Repeat each entry word for word. Leave any images out of the copy.
-- Begin Given information --
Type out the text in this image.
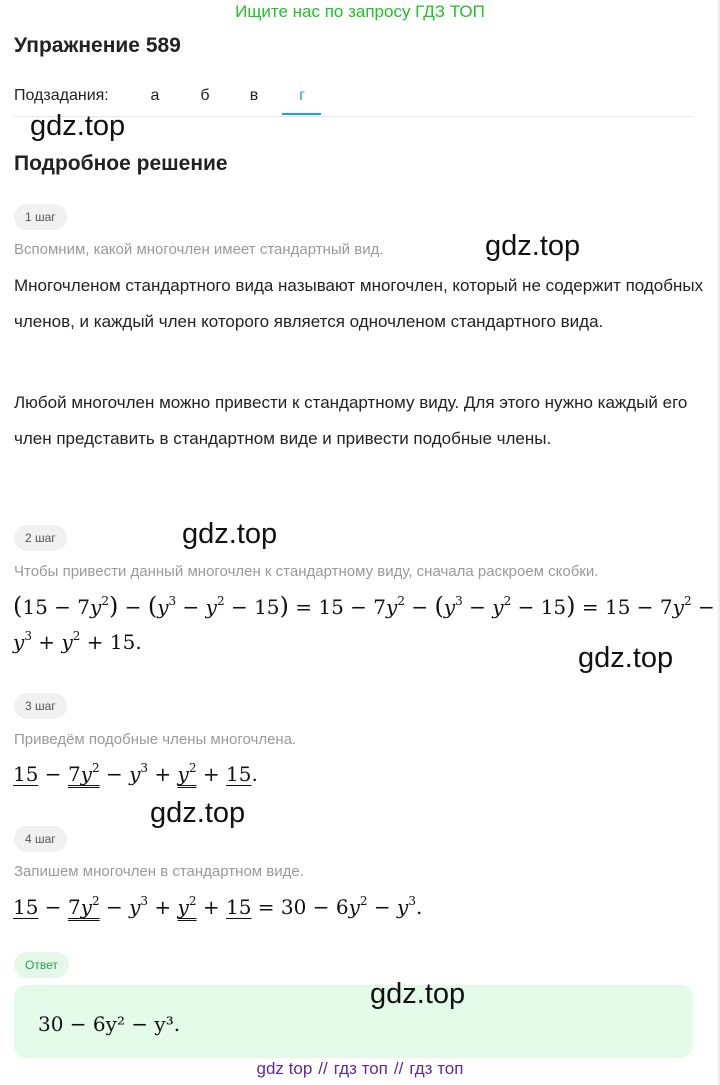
Ищите нас по запросу ГДЗ ТОП
Упражнение 589
Подзадания:	а	б	в	г
gdz.top
Подробное решение
1 шаг
Вспомним, какой многочлен имеет стандартный вид.	gdz.top
Многочленом стандартного вида называют многочлен, который не содержит подобных членов, и каждый член которого является одночленом стандартного вида.
Любой многочлен можно привести к стандартному виду. Для этого нужно каждый его член представить в стандартном виде и привести подобные члены.
2 шаг	gdz.top
Чтобы привести данный многочлен к стандартному виду, сначала раскроем скобки.
$(15 - 7y^2) - (y^3 - y^2 - 15) = 15 - 7y^2 - (y^3 - y^2 - 15) = 15 - 7y^2$ −
$y^3 + y^2 + 15$.	gdz.top
3 шаг
Приведём подобные члены многочлена.
$15 - 7y^2 - y^3 + y^2 + 15$.
gdz.top
4 шаг
Запишем многочлен в стандартном виде.
$15 - 7y^2 - y^3 + y^2 + 15 = 30 - 6y^2 - y^3$.
Ответ
gdz.top
30 − 6y² − y³.
gdz top // гдз топ // гдз топ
-- End Given information --
▸ Answer
Type out the text in this image.
Ищите нас по запросу ГДЗ ТОП
Упражнение 589
Подзадания:	а	б	в	г
gdz.top
Подробное решение
1 шаг
Вспомним, какой многочлен имеет стандартный вид.	gdz.top
Многочленом стандартного вида называют многочлен, который не содержит подобных членов, и каждый член которого является одночленом стандартного вида.
Любой многочлен можно привести к стандартному виду. Для этого нужно каждый его член представить в стандартном виде и привести подобные члены.
2 шаг	gdz.top
Чтобы привести данный многочлен к стандартному виду, сначала раскроем скобки.
$(15 - 7y^2) - (y^3 - y^2 - 15) = 15 - 7y^2 - (y^3 - y^2 - 15) = 15 - 7y^2$ −
$y^3 + y^2 + 15$.	gdz.top
3 шаг
Приведём подобные члены многочлена.
$15 - 7y^2 - y^3 + y^2 + 15$.
gdz.top
4 шаг
Запишем многочлен в стандартном виде.
$15 - 7y^2 - y^3 + y^2 + 15 = 30 - 6y^2 - y^3$.
Ответ
gdz.top
30 − 6y² − y³.
gdz top // гдз топ // гдз топ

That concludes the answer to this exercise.